REQUIREMENT:
Locate the lines of the listing below that hold "name", then copy each of them.

Dataset entries on figures
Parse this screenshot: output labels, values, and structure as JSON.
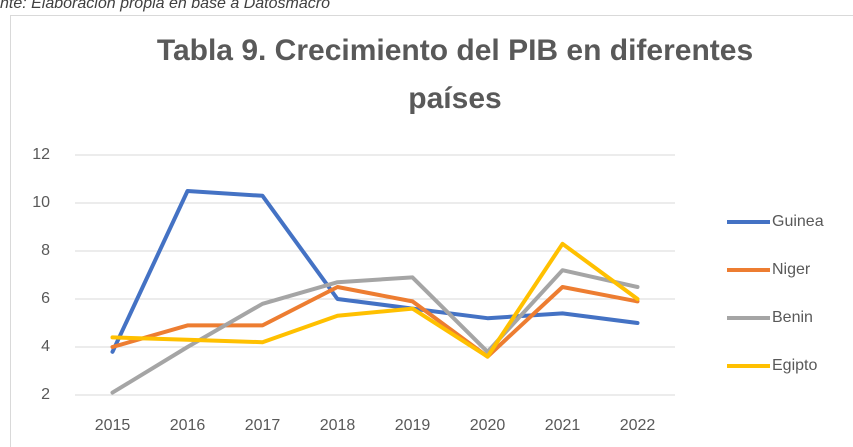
{
  "caption": "nte: Elaboración propia en base a Datosmacro",
  "chart_data": {
    "type": "line",
    "title": [
      "Tabla 9. Crecimiento del PIB en diferentes",
      "países"
    ],
    "categories": [
      "2015",
      "2016",
      "2017",
      "2018",
      "2019",
      "2020",
      "2021",
      "2022"
    ],
    "series": [
      {
        "name": "Guinea",
        "color": "#4472c4",
        "values": [
          3.8,
          10.5,
          10.3,
          6.0,
          5.6,
          5.2,
          5.4,
          5.0
        ]
      },
      {
        "name": "Niger",
        "color": "#ed7d31",
        "values": [
          4.0,
          4.9,
          4.9,
          6.5,
          5.9,
          3.6,
          6.5,
          5.9
        ]
      },
      {
        "name": "Benin",
        "color": "#a5a5a5",
        "values": [
          2.1,
          4.0,
          5.8,
          6.7,
          6.9,
          3.8,
          7.2,
          6.5
        ]
      },
      {
        "name": "Egipto",
        "color": "#ffc000",
        "values": [
          4.4,
          4.3,
          4.2,
          5.3,
          5.6,
          3.6,
          8.3,
          6.0
        ]
      }
    ],
    "ylim": [
      2,
      12
    ],
    "yticks": [
      2,
      4,
      6,
      8,
      10,
      12
    ],
    "grid": true,
    "legend": "right"
  }
}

EXERCISE SOLUTION:
        "name": "Guinea",
        "name": "Niger",
        "name": "Benin",
        "name": "Egipto",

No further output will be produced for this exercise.